*Task instructions:* Write out the material below again, unchanged.

*Records for this exercise:*
■ ■ ■ ■ ■

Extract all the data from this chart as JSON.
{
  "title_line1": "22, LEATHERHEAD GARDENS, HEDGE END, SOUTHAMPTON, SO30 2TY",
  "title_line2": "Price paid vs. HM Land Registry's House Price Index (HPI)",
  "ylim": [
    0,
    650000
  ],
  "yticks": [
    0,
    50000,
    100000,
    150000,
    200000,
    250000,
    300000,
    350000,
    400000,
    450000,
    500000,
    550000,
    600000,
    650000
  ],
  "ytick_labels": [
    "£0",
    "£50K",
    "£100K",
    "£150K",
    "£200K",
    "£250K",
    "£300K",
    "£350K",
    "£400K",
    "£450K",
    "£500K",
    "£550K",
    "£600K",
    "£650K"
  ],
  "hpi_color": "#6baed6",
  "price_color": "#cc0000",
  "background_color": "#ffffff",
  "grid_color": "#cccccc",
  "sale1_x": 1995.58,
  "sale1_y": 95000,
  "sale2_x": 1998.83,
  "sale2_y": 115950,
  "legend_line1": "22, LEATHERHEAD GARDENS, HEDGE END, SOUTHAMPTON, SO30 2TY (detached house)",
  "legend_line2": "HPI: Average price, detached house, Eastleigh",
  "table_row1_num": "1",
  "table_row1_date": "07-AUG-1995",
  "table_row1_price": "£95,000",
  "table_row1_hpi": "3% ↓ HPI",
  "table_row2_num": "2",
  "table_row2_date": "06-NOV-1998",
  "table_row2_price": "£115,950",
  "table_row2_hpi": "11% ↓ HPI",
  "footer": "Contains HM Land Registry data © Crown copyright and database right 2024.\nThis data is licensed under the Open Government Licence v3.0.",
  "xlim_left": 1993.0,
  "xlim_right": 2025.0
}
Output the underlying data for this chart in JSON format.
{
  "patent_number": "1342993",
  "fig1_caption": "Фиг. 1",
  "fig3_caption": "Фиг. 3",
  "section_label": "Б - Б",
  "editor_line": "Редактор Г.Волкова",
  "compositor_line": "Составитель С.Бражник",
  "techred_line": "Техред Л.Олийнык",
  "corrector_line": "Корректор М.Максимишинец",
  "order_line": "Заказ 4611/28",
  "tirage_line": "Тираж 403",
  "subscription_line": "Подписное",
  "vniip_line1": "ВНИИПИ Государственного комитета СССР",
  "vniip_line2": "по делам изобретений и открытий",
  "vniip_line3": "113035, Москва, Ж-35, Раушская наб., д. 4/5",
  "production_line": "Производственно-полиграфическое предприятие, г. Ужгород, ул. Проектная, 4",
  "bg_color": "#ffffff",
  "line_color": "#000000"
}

■ ■ ■ ■ ■

*Answer to this task:*
Extract all the data from this chart as JSON.
{
  "title_line1": "22, LEATHERHEAD GARDENS, HEDGE END, SOUTHAMPTON, SO30 2TY",
  "title_line2": "Price paid vs. HM Land Registry's House Price Index (HPI)",
  "ylim": [
    0,
    650000
  ],
  "yticks": [
    0,
    50000,
    100000,
    150000,
    200000,
    250000,
    300000,
    350000,
    400000,
    450000,
    500000,
    550000,
    600000,
    650000
  ],
  "ytick_labels": [
    "£0",
    "£50K",
    "£100K",
    "£150K",
    "£200K",
    "£250K",
    "£300K",
    "£350K",
    "£400K",
    "£450K",
    "£500K",
    "£550K",
    "£600K",
    "£650K"
  ],
  "hpi_color": "#6baed6",
  "price_color": "#cc0000",
  "background_color": "#ffffff",
  "grid_color": "#cccccc",
  "sale1_x": 1995.58,
  "sale1_y": 95000,
  "sale2_x": 1998.83,
  "sale2_y": 115950,
  "legend_line1": "22, LEATHERHEAD GARDENS, HEDGE END, SOUTHAMPTON, SO30 2TY (detached house)",
  "legend_line2": "HPI: Average price, detached house, Eastleigh",
  "table_row1_num": "1",
  "table_row1_date": "07-AUG-1995",
  "table_row1_price": "£95,000",
  "table_row1_hpi": "3% ↓ HPI",
  "table_row2_num": "2",
  "table_row2_date": "06-NOV-1998",
  "table_row2_price": "£115,950",
  "table_row2_hpi": "11% ↓ HPI",
  "footer": "Contains HM Land Registry data © Crown copyright and database right 2024.\nThis data is licensed under the Open Government Licence v3.0.",
  "xlim_left": 1993.0,
  "xlim_right": 2025.0
}
Output the underlying data for this chart in JSON format.
{
  "patent_number": "1342993",
  "fig1_caption": "Фиг. 1",
  "fig3_caption": "Фиг. 3",
  "section_label": "Б - Б",
  "editor_line": "Редактор Г.Волкова",
  "compositor_line": "Составитель С.Бражник",
  "techred_line": "Техред Л.Олийнык",
  "corrector_line": "Корректор М.Максимишинец",
  "order_line": "Заказ 4611/28",
  "tirage_line": "Тираж 403",
  "subscription_line": "Подписное",
  "vniip_line1": "ВНИИПИ Государственного комитета СССР",
  "vniip_line2": "по делам изобретений и открытий",
  "vniip_line3": "113035, Москва, Ж-35, Раушская наб., д. 4/5",
  "production_line": "Производственно-полиграфическое предприятие, г. Ужгород, ул. Проектная, 4",
  "bg_color": "#ffffff",
  "line_color": "#000000"
}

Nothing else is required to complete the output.